- GIVEN INSTRUCTION
Copy out every one of the lines below with no changes.

- RECORDS PROVIDED
>>>
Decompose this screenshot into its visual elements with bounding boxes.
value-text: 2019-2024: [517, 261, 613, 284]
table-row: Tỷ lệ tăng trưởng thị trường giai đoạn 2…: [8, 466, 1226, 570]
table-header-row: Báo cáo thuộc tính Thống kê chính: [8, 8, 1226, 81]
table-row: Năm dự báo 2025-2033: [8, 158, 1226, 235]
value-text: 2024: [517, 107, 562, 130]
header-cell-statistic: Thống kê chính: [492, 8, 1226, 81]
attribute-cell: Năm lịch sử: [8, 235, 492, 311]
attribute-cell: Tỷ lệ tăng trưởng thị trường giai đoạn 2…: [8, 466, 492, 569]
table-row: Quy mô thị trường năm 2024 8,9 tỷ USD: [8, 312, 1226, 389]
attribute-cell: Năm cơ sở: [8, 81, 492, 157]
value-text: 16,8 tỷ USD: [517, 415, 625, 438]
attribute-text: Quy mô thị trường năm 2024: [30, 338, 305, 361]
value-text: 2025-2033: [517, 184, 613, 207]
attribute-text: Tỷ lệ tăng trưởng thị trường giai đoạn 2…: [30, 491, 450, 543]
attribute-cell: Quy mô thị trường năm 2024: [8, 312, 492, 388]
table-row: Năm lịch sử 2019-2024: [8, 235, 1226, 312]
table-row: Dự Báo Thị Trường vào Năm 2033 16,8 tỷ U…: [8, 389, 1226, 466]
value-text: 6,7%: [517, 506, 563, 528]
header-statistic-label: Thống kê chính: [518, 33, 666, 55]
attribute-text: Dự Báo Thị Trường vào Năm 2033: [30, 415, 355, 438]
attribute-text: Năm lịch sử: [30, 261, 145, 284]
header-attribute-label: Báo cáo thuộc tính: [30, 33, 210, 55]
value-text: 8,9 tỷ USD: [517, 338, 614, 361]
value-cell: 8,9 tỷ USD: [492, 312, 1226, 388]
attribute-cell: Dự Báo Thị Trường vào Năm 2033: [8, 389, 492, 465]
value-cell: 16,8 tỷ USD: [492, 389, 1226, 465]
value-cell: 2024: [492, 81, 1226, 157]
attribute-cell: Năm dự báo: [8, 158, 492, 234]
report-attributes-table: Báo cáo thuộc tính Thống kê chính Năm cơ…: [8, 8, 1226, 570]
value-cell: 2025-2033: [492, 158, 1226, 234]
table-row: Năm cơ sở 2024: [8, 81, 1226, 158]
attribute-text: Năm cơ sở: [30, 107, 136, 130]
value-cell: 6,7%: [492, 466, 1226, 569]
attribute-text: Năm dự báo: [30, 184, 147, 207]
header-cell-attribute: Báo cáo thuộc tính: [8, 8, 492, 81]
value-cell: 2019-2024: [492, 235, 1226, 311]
<<<
- OUTPUT FOR THIS EXERCISE
Decompose this screenshot into its visual elements with bounding boxes.
value-text: 2019-2024: [517, 261, 613, 284]
table-row: Tỷ lệ tăng trưởng thị trường giai đoạn 2…: [8, 466, 1226, 570]
table-header-row: Báo cáo thuộc tính Thống kê chính: [8, 8, 1226, 81]
table-row: Năm dự báo 2025-2033: [8, 158, 1226, 235]
value-text: 2024: [517, 107, 562, 130]
header-cell-statistic: Thống kê chính: [492, 8, 1226, 81]
attribute-cell: Năm lịch sử: [8, 235, 492, 311]
attribute-cell: Tỷ lệ tăng trưởng thị trường giai đoạn 2…: [8, 466, 492, 569]
table-row: Quy mô thị trường năm 2024 8,9 tỷ USD: [8, 312, 1226, 389]
attribute-cell: Năm cơ sở: [8, 81, 492, 157]
value-text: 16,8 tỷ USD: [517, 415, 625, 438]
attribute-text: Quy mô thị trường năm 2024: [30, 338, 305, 361]
value-text: 2025-2033: [517, 184, 613, 207]
attribute-text: Tỷ lệ tăng trưởng thị trường giai đoạn 2…: [30, 491, 450, 543]
attribute-cell: Quy mô thị trường năm 2024: [8, 312, 492, 388]
table-row: Năm lịch sử 2019-2024: [8, 235, 1226, 312]
table-row: Dự Báo Thị Trường vào Năm 2033 16,8 tỷ U…: [8, 389, 1226, 466]
value-text: 6,7%: [517, 506, 563, 528]
header-statistic-label: Thống kê chính: [518, 33, 666, 55]
attribute-text: Dự Báo Thị Trường vào Năm 2033: [30, 415, 355, 438]
attribute-text: Năm lịch sử: [30, 261, 145, 284]
header-attribute-label: Báo cáo thuộc tính: [30, 33, 210, 55]
value-text: 8,9 tỷ USD: [517, 338, 614, 361]
value-cell: 8,9 tỷ USD: [492, 312, 1226, 388]
attribute-cell: Dự Báo Thị Trường vào Năm 2033: [8, 389, 492, 465]
value-cell: 16,8 tỷ USD: [492, 389, 1226, 465]
value-cell: 2024: [492, 81, 1226, 157]
attribute-cell: Năm dự báo: [8, 158, 492, 234]
report-attributes-table: Báo cáo thuộc tính Thống kê chính Năm cơ…: [8, 8, 1226, 570]
value-cell: 2025-2033: [492, 158, 1226, 234]
table-row: Năm cơ sở 2024: [8, 81, 1226, 158]
attribute-text: Năm cơ sở: [30, 107, 136, 130]
value-cell: 6,7%: [492, 466, 1226, 569]
attribute-text: Năm dự báo: [30, 184, 147, 207]
header-cell-attribute: Báo cáo thuộc tính: [8, 8, 492, 81]
value-cell: 2019-2024: [492, 235, 1226, 311]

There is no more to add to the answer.